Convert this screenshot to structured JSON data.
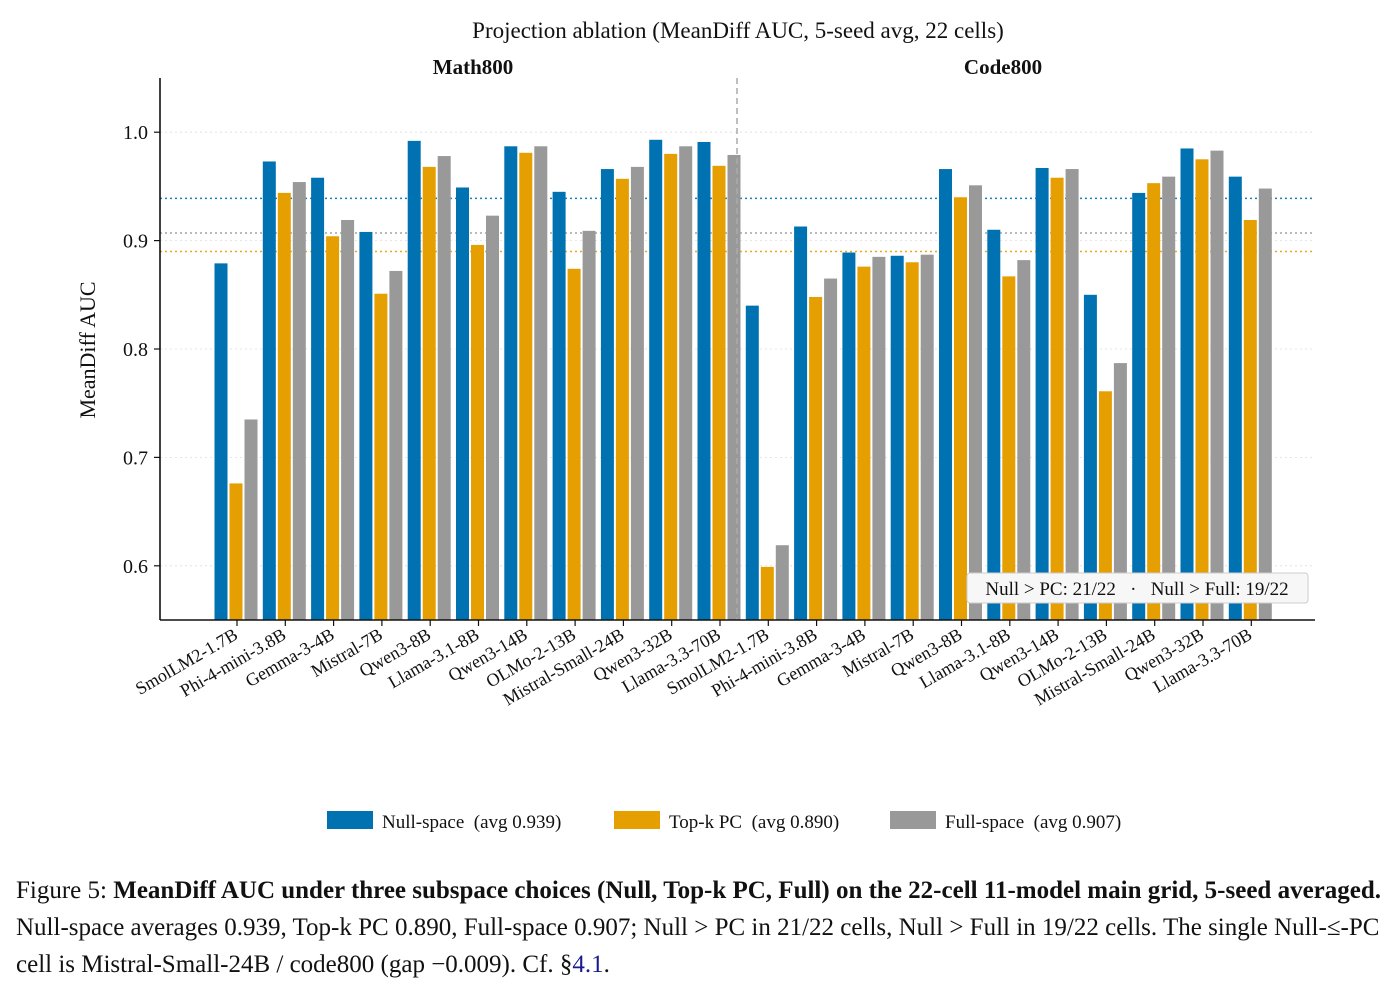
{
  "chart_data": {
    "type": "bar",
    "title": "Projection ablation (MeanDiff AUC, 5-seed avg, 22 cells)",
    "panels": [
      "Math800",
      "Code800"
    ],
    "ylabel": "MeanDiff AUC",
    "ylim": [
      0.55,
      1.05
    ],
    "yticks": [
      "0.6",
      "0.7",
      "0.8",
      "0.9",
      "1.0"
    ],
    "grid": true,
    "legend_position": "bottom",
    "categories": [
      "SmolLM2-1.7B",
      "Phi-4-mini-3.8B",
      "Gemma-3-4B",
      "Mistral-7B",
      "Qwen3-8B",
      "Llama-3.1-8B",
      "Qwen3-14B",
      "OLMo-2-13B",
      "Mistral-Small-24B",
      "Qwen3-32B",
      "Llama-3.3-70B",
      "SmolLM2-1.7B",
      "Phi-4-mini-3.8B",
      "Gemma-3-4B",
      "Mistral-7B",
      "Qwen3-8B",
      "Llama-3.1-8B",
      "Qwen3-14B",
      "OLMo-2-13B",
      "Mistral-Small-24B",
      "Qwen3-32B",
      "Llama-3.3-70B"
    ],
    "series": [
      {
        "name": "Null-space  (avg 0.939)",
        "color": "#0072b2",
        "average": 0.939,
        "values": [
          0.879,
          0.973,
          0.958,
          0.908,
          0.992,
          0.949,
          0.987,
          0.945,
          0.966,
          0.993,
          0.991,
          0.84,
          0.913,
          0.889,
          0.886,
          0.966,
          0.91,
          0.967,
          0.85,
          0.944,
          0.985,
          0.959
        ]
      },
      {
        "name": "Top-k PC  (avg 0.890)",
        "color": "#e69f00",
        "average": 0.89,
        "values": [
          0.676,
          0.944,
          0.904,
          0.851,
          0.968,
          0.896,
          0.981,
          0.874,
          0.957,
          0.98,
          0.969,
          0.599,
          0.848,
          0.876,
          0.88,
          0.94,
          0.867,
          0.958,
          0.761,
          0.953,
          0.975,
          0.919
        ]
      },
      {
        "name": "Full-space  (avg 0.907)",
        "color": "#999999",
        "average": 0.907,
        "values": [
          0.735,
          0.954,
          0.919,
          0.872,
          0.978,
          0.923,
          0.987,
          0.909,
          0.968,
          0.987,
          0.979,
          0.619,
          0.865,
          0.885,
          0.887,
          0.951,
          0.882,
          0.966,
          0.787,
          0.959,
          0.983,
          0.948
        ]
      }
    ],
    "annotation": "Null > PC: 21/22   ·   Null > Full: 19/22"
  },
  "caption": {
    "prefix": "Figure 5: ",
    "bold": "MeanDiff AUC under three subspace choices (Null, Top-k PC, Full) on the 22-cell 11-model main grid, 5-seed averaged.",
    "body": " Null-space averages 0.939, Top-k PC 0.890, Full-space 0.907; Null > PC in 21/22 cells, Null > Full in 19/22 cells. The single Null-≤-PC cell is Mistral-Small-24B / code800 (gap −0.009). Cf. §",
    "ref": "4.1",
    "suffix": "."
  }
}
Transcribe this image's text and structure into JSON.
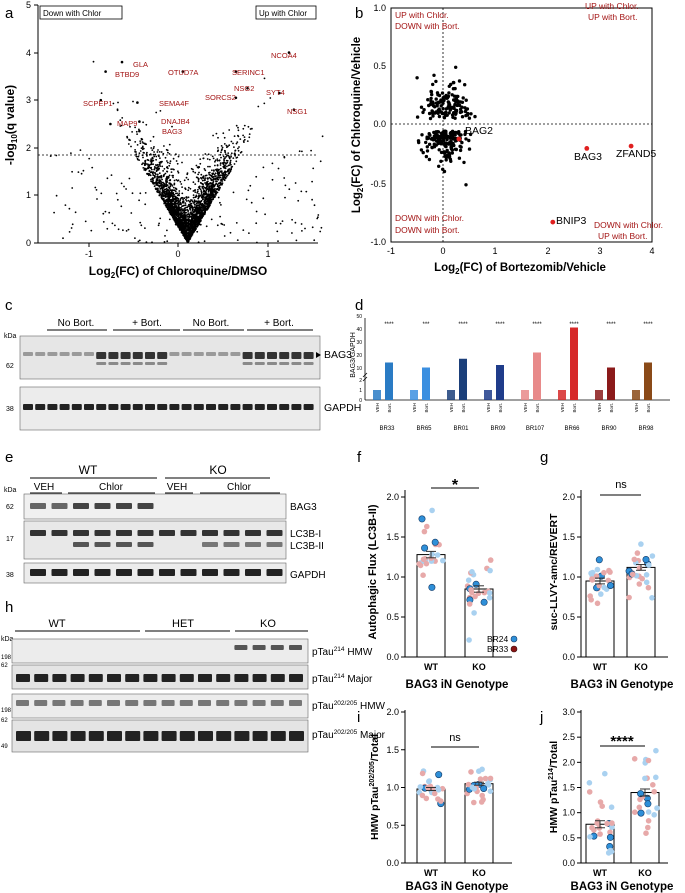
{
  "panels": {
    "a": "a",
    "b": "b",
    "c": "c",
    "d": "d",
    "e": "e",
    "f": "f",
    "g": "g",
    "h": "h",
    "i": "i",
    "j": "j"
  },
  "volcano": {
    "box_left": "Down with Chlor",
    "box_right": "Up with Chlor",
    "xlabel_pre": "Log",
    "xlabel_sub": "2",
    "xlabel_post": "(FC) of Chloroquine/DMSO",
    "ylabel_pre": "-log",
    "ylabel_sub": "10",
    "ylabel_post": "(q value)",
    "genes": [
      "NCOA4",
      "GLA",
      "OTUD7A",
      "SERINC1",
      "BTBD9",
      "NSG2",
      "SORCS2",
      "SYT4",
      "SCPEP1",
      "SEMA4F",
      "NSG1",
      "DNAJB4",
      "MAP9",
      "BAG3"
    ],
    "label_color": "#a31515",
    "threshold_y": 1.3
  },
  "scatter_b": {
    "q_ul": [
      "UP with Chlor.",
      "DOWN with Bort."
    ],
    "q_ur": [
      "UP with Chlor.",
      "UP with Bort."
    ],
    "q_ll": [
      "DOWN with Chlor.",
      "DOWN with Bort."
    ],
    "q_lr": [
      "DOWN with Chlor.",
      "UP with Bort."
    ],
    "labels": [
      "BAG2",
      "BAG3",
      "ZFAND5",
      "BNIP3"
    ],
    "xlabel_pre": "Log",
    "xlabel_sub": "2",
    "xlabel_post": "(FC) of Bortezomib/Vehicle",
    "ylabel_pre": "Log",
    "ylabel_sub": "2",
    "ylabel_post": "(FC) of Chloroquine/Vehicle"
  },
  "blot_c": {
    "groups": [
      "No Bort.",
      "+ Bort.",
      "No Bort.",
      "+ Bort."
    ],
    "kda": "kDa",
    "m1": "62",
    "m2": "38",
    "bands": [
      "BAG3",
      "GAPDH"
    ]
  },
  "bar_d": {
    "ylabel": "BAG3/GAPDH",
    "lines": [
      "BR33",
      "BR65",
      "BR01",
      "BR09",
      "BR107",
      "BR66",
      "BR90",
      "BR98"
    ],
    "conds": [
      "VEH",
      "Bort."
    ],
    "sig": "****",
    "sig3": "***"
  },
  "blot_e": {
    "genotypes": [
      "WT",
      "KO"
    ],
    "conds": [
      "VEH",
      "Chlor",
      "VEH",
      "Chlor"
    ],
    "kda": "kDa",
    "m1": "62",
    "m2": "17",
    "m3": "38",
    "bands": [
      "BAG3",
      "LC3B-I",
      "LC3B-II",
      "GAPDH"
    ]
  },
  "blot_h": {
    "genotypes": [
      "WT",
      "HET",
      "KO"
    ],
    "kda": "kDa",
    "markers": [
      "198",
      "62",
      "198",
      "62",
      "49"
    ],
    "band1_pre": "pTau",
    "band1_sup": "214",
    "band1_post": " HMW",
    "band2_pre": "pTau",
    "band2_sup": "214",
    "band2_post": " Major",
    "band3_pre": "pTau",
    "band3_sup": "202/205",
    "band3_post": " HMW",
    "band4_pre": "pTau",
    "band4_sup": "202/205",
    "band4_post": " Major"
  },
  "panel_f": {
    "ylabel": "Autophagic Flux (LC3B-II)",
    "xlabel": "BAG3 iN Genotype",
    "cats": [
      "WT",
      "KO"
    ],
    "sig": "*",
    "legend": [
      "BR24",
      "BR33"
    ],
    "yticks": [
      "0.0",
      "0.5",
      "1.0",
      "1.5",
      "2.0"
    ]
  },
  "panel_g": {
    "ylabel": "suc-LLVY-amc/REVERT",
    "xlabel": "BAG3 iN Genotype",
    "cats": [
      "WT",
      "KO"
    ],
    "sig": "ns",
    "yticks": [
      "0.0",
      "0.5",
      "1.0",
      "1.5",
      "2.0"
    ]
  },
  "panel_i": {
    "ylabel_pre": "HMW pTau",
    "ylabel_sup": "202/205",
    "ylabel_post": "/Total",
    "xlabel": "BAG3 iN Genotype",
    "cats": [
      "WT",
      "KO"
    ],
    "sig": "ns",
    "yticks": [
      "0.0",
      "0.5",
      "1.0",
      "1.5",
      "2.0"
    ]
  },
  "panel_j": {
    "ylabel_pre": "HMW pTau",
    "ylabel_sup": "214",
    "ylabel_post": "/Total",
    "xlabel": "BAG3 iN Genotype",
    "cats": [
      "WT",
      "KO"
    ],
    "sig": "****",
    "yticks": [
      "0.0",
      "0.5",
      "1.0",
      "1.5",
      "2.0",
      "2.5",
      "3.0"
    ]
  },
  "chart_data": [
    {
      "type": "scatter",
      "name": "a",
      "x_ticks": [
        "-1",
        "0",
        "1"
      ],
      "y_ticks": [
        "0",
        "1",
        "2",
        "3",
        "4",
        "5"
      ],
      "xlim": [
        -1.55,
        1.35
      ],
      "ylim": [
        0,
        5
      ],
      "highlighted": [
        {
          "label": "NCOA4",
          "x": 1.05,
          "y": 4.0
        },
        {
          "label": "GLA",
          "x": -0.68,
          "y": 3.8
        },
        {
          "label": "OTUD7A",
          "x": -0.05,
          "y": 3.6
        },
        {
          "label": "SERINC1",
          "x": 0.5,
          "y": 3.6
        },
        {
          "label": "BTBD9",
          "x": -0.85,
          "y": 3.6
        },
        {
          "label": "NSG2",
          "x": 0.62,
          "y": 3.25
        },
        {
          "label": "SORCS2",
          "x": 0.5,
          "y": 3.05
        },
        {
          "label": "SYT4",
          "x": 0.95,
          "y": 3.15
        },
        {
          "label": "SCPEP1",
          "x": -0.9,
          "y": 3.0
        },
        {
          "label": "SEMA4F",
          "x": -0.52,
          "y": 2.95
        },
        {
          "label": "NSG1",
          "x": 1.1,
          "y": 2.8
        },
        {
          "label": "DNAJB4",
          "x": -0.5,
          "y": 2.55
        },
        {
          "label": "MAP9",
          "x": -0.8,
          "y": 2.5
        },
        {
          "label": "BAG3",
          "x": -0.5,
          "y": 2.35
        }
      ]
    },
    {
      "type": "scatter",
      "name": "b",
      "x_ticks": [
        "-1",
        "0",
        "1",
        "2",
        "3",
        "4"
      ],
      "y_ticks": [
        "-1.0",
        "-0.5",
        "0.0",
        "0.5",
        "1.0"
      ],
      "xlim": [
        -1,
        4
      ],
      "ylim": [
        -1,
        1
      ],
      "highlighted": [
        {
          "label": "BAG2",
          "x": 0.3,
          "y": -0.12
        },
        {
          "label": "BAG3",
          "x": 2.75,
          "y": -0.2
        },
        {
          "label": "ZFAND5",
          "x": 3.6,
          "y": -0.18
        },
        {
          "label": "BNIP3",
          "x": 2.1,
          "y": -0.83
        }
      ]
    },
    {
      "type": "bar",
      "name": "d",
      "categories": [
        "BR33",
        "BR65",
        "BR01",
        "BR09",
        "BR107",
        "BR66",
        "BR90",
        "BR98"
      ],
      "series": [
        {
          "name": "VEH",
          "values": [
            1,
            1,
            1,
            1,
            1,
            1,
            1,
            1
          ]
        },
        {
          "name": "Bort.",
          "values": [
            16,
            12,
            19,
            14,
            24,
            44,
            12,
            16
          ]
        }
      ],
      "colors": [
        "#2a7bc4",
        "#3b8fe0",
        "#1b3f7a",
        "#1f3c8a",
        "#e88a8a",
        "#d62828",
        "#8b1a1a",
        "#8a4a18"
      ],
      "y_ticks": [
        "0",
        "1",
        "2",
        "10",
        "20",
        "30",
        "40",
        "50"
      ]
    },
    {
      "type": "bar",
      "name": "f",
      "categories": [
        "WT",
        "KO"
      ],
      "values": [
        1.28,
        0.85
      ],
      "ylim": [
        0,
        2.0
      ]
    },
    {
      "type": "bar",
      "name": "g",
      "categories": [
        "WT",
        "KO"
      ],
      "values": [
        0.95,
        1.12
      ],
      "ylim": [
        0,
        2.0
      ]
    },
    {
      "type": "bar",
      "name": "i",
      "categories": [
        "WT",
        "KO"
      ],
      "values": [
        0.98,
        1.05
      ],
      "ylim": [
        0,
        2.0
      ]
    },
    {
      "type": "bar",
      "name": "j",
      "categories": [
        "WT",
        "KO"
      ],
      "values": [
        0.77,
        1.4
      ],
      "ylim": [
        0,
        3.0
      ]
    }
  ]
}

--- What needs to be done ---
A copy of each line in the data above that holds the string "cells" is needed.

--- Response to this task ---
    "title": "Projection ablation (MeanDiff AUC, 5-seed avg, 22 cells)",
    "body": " Null-space averages 0.939, Top-k PC 0.890, Full-space 0.907; Null > PC in 21/22 cells, Null > Full in 19/22 cells. The single Null-≤-PC cell is Mistral-Small-24B / code800 (gap −0.009). Cf. §",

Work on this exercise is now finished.